■ **Task description**: From the listing that follows, output everything exactly except the pictures.

------ Dataset rows

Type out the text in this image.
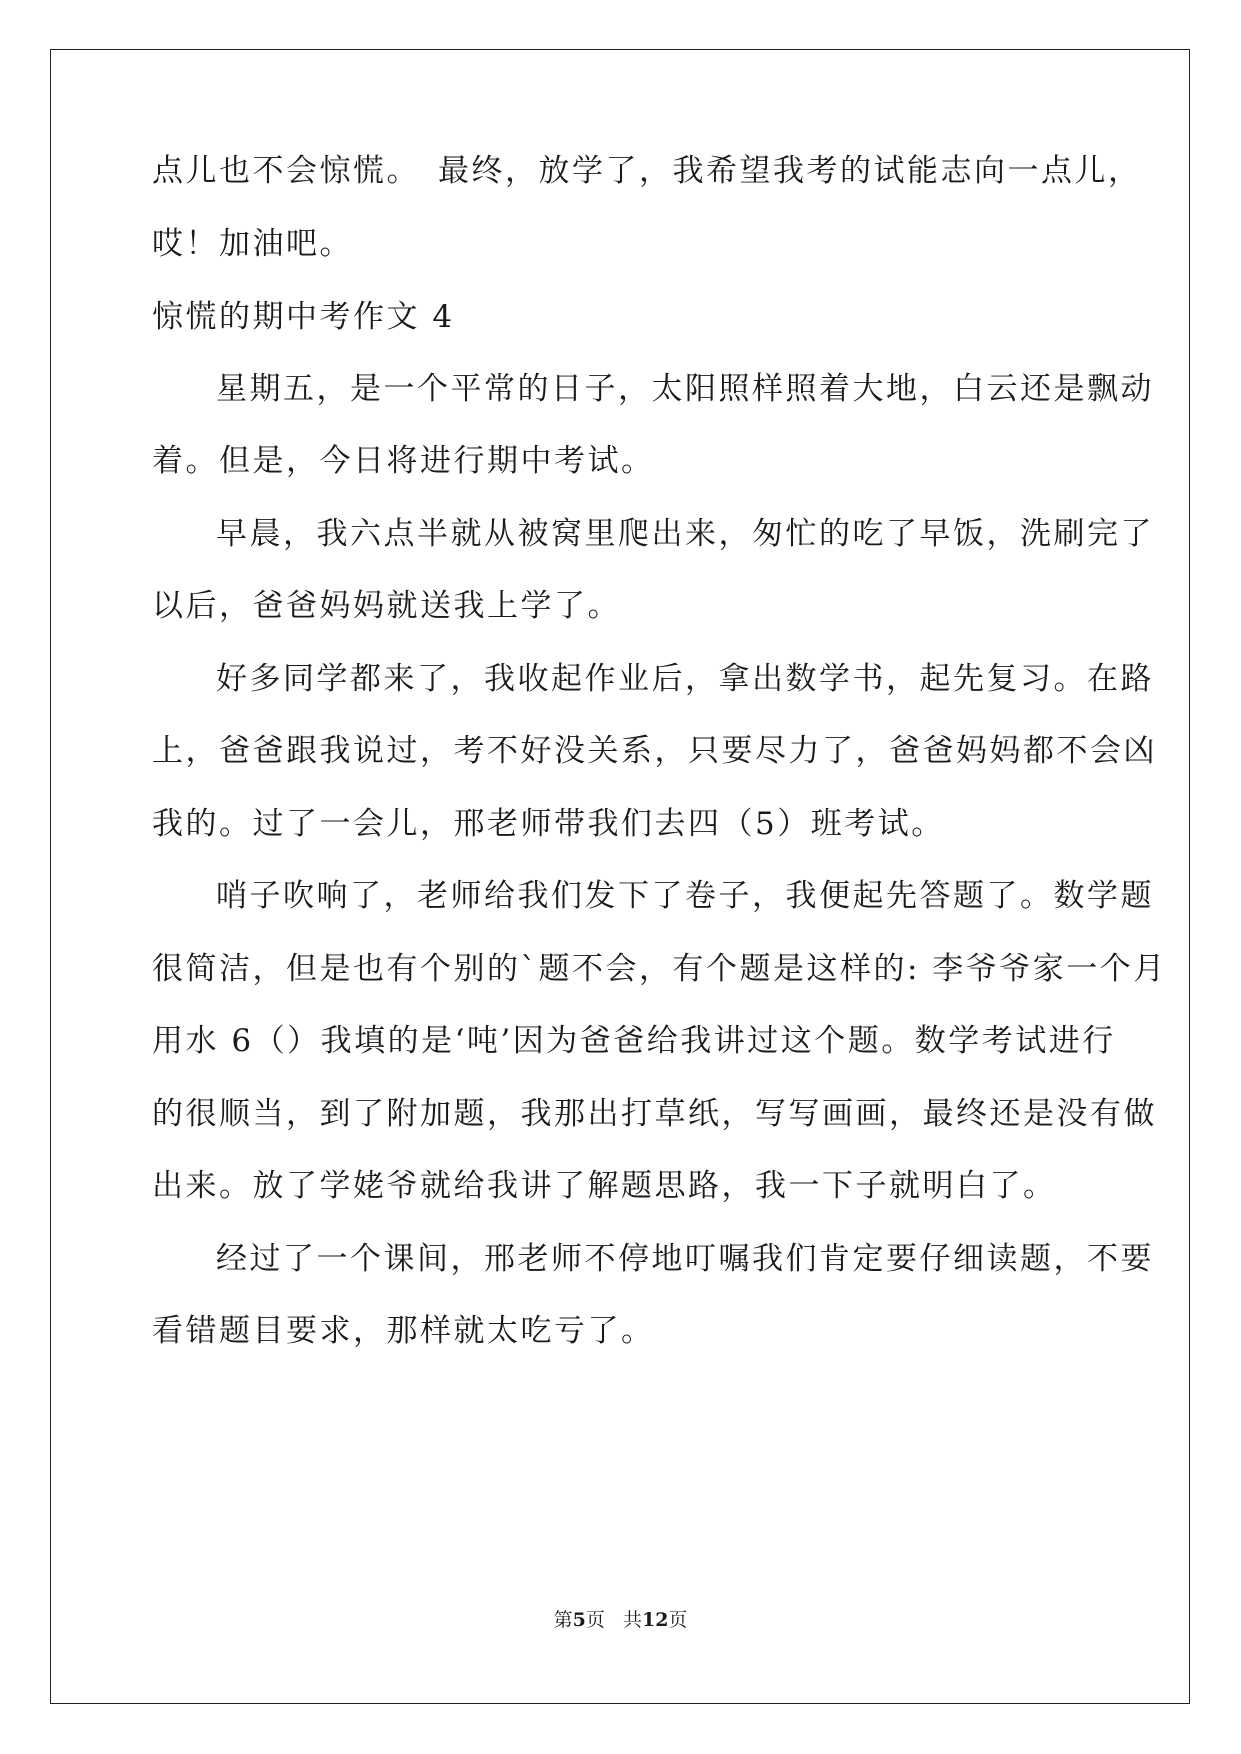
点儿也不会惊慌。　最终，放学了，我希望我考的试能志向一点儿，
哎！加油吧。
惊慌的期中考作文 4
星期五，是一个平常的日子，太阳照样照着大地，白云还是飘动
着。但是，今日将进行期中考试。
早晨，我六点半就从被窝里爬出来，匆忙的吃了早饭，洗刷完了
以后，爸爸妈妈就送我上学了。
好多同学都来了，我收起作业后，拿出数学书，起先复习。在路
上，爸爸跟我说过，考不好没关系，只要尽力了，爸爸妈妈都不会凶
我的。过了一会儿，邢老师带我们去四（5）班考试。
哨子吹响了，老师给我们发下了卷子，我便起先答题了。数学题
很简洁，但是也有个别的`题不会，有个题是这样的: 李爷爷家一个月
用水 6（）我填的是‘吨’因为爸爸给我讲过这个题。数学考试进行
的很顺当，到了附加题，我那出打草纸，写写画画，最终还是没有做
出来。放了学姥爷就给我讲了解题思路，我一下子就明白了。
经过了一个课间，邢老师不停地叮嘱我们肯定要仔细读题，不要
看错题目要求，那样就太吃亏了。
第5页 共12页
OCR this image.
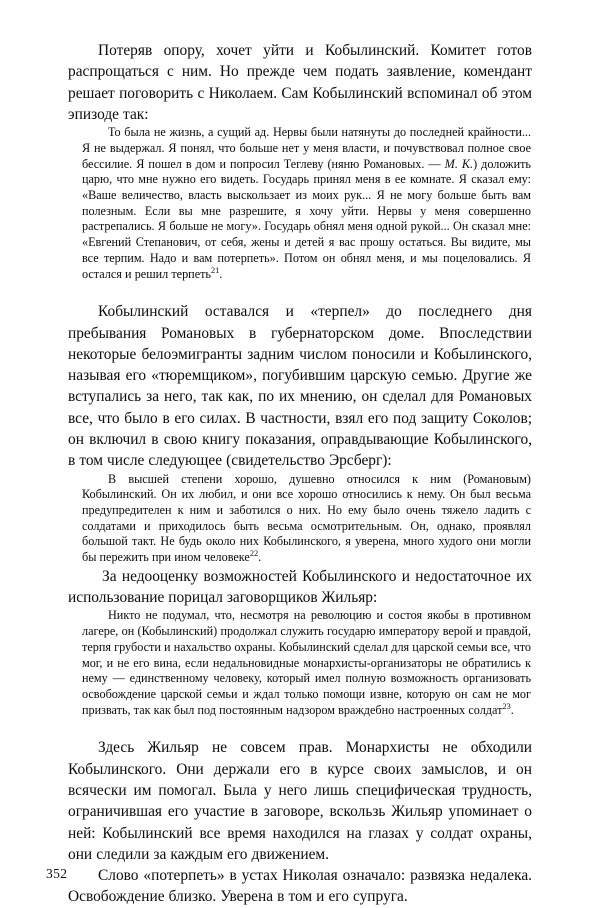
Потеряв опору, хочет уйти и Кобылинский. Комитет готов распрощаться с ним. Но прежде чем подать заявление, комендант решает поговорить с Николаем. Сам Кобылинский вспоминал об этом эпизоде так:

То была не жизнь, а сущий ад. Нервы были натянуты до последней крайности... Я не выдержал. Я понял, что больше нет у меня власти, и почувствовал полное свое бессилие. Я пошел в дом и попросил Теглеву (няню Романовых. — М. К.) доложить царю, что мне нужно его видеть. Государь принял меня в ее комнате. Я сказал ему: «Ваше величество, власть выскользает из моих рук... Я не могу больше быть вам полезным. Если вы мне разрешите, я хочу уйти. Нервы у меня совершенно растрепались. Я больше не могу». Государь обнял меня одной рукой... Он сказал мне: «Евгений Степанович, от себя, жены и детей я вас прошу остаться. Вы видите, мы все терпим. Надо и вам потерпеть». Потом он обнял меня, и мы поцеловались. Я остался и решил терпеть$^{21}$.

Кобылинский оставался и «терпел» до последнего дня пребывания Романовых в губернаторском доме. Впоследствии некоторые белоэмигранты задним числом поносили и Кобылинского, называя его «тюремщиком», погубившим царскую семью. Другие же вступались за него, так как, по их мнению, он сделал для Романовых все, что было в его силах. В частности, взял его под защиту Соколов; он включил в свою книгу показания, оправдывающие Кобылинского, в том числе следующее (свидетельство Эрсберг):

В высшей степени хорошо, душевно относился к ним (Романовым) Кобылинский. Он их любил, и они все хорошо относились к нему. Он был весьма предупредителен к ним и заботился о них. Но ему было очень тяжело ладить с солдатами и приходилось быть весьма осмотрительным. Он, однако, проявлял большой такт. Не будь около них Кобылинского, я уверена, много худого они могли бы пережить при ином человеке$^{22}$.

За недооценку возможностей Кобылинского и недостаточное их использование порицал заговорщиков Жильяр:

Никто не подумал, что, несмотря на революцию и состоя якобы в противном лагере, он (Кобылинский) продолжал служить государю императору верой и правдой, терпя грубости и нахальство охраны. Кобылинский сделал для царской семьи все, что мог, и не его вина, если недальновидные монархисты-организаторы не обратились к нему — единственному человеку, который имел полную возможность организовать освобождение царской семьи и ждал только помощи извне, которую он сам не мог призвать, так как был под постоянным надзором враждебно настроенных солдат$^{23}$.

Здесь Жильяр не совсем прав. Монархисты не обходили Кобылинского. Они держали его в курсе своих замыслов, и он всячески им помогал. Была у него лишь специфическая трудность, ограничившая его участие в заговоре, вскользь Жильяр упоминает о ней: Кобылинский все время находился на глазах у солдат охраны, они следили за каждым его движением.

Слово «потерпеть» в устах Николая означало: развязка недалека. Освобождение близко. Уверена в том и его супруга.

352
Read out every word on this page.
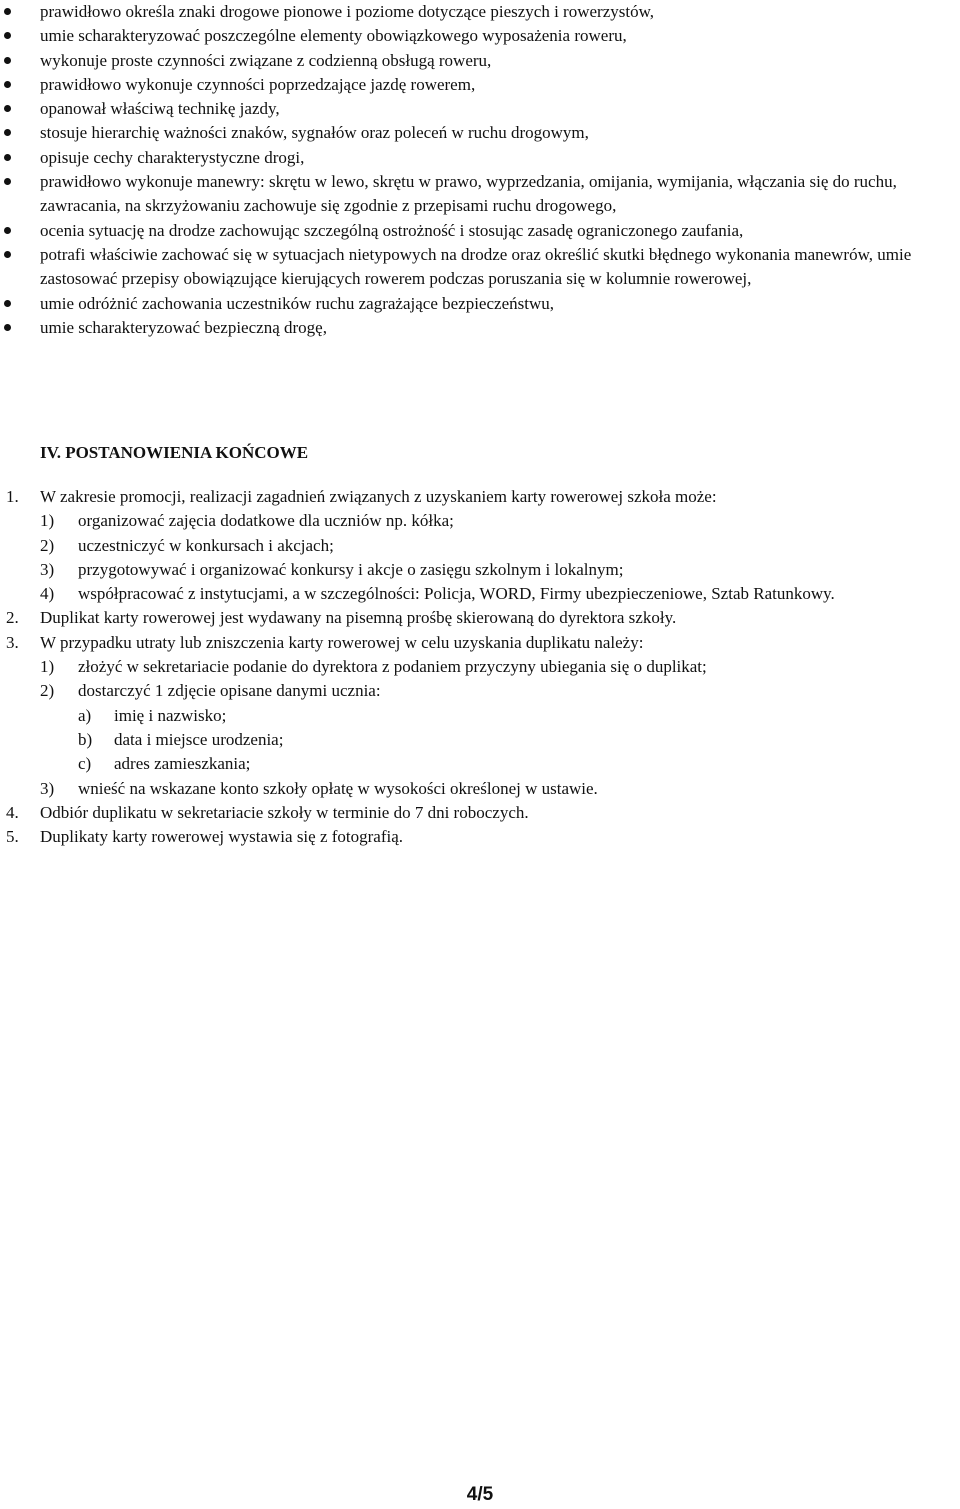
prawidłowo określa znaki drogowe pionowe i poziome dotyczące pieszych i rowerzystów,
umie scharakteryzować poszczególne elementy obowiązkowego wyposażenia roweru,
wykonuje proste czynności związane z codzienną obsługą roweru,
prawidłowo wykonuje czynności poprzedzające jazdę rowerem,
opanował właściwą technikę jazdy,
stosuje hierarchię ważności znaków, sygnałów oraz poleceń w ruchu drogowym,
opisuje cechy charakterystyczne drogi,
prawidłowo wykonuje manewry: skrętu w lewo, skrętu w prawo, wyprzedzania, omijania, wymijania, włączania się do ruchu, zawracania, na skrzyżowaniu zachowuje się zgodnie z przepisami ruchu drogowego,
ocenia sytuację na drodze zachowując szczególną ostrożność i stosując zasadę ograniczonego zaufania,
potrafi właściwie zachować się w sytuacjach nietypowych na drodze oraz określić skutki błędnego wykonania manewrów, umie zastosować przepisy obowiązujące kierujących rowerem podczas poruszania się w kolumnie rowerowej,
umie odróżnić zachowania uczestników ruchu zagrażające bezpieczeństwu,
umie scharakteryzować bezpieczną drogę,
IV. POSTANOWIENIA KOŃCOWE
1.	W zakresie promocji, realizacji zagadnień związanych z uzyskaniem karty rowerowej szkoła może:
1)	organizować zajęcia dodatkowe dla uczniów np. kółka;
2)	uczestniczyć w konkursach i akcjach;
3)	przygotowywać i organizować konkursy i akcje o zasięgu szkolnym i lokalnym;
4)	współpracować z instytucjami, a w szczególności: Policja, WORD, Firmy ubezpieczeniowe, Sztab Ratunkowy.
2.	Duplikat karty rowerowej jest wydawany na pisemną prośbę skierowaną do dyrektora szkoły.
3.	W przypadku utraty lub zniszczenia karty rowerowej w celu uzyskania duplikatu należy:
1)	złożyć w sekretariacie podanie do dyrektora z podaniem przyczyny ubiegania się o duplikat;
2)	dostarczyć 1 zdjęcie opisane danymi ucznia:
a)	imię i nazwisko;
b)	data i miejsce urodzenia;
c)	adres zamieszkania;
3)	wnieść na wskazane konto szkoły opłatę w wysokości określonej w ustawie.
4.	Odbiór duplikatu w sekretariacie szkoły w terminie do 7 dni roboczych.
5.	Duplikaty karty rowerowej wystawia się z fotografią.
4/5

------------

■ **Answer for the task**:
Type out the text in this image.
点儿也不会惊慌。　最终，放学了，我希望我考的试能志向一点儿，
哎！加油吧。
惊慌的期中考作文 4
星期五，是一个平常的日子，太阳照样照着大地，白云还是飘动
着。但是，今日将进行期中考试。
早晨，我六点半就从被窝里爬出来，匆忙的吃了早饭，洗刷完了
以后，爸爸妈妈就送我上学了。
好多同学都来了，我收起作业后，拿出数学书，起先复习。在路
上，爸爸跟我说过，考不好没关系，只要尽力了，爸爸妈妈都不会凶
我的。过了一会儿，邢老师带我们去四（5）班考试。
哨子吹响了，老师给我们发下了卷子，我便起先答题了。数学题
很简洁，但是也有个别的`题不会，有个题是这样的: 李爷爷家一个月
用水 6（）我填的是‘吨’因为爸爸给我讲过这个题。数学考试进行
的很顺当，到了附加题，我那出打草纸，写写画画，最终还是没有做
出来。放了学姥爷就给我讲了解题思路，我一下子就明白了。
经过了一个课间，邢老师不停地叮嘱我们肯定要仔细读题，不要
看错题目要求，那样就太吃亏了。
第5页 共12页
OCR this image.
Потеряв опору, хочет уйти и Кобылинский. Комитет готов распрощаться с ним. Но прежде чем подать заявление, комендант решает поговорить с Николаем. Сам Кобылинский вспоминал об этом эпизоде так:

То была не жизнь, а сущий ад. Нервы были натянуты до последней крайности... Я не выдержал. Я понял, что больше нет у меня власти, и почувствовал полное свое бессилие. Я пошел в дом и попросил Теглеву (няню Романовых. — М. К.) доложить царю, что мне нужно его видеть. Государь принял меня в ее комнате. Я сказал ему: «Ваше величество, власть выскользает из моих рук... Я не могу больше быть вам полезным. Если вы мне разрешите, я хочу уйти. Нервы у меня совершенно растрепались. Я больше не могу». Государь обнял меня одной рукой... Он сказал мне: «Евгений Степанович, от себя, жены и детей я вас прошу остаться. Вы видите, мы все терпим. Надо и вам потерпеть». Потом он обнял меня, и мы поцеловались. Я остался и решил терпеть$^{21}$.

Кобылинский оставался и «терпел» до последнего дня пребывания Романовых в губернаторском доме. Впоследствии некоторые белоэмигранты задним числом поносили и Кобылинского, называя его «тюремщиком», погубившим царскую семью. Другие же вступались за него, так как, по их мнению, он сделал для Романовых все, что было в его силах. В частности, взял его под защиту Соколов; он включил в свою книгу показания, оправдывающие Кобылинского, в том числе следующее (свидетельство Эрсберг):

В высшей степени хорошо, душевно относился к ним (Романовым) Кобылинский. Он их любил, и они все хорошо относились к нему. Он был весьма предупредителен к ним и заботился о них. Но ему было очень тяжело ладить с солдатами и приходилось быть весьма осмотрительным. Он, однако, проявлял большой такт. Не будь около них Кобылинского, я уверена, много худого они могли бы пережить при ином человеке$^{22}$.

За недооценку возможностей Кобылинского и недостаточное их использование порицал заговорщиков Жильяр:

Никто не подумал, что, несмотря на революцию и состоя якобы в противном лагере, он (Кобылинский) продолжал служить государю императору верой и правдой, терпя грубости и нахальство охраны. Кобылинский сделал для царской семьи все, что мог, и не его вина, если недальновидные монархисты-организаторы не обратились к нему — единственному человеку, который имел полную возможность организовать освобождение царской семьи и ждал только помощи извне, которую он сам не мог призвать, так как был под постоянным надзором враждебно настроенных солдат$^{23}$.

Здесь Жильяр не совсем прав. Монархисты не обходили Кобылинского. Они держали его в курсе своих замыслов, и он всячески им помогал. Была у него лишь специфическая трудность, ограничившая его участие в заговоре, вскользь Жильяр упоминает о ней: Кобылинский все время находился на глазах у солдат охраны, они следили за каждым его движением.

Слово «потерпеть» в устах Николая означало: развязка недалека. Освобождение близко. Уверена в том и его супруга.

352
Read out every word on this page.
prawidłowo określa znaki drogowe pionowe i poziome dotyczące pieszych i rowerzystów,
umie scharakteryzować poszczególne elementy obowiązkowego wyposażenia roweru,
wykonuje proste czynności związane z codzienną obsługą roweru,
prawidłowo wykonuje czynności poprzedzające jazdę rowerem,
opanował właściwą technikę jazdy,
stosuje hierarchię ważności znaków, sygnałów oraz poleceń w ruchu drogowym,
opisuje cechy charakterystyczne drogi,
prawidłowo wykonuje manewry: skrętu w lewo, skrętu w prawo, wyprzedzania, omijania, wymijania, włączania się do ruchu, zawracania, na skrzyżowaniu zachowuje się zgodnie z przepisami ruchu drogowego,
ocenia sytuację na drodze zachowując szczególną ostrożność i stosując zasadę ograniczonego zaufania,
potrafi właściwie zachować się w sytuacjach nietypowych na drodze oraz określić skutki błędnego wykonania manewrów, umie zastosować przepisy obowiązujące kierujących rowerem podczas poruszania się w kolumnie rowerowej,
umie odróżnić zachowania uczestników ruchu zagrażające bezpieczeństwu,
umie scharakteryzować bezpieczną drogę,
IV. POSTANOWIENIA KOŃCOWE
1.	W zakresie promocji, realizacji zagadnień związanych z uzyskaniem karty rowerowej szkoła może:
1)	organizować zajęcia dodatkowe dla uczniów np. kółka;
2)	uczestniczyć w konkursach i akcjach;
3)	przygotowywać i organizować konkursy i akcje o zasięgu szkolnym i lokalnym;
4)	współpracować z instytucjami, a w szczególności: Policja, WORD, Firmy ubezpieczeniowe, Sztab Ratunkowy.
2.	Duplikat karty rowerowej jest wydawany na pisemną prośbę skierowaną do dyrektora szkoły.
3.	W przypadku utraty lub zniszczenia karty rowerowej w celu uzyskania duplikatu należy:
1)	złożyć w sekretariacie podanie do dyrektora z podaniem przyczyny ubiegania się o duplikat;
2)	dostarczyć 1 zdjęcie opisane danymi ucznia:
a)	imię i nazwisko;
b)	data i miejsce urodzenia;
c)	adres zamieszkania;
3)	wnieść na wskazane konto szkoły opłatę w wysokości określonej w ustawie.
4.	Odbiór duplikatu w sekretariacie szkoły w terminie do 7 dni roboczych.
5.	Duplikaty karty rowerowej wystawia się z fotografią.
4/5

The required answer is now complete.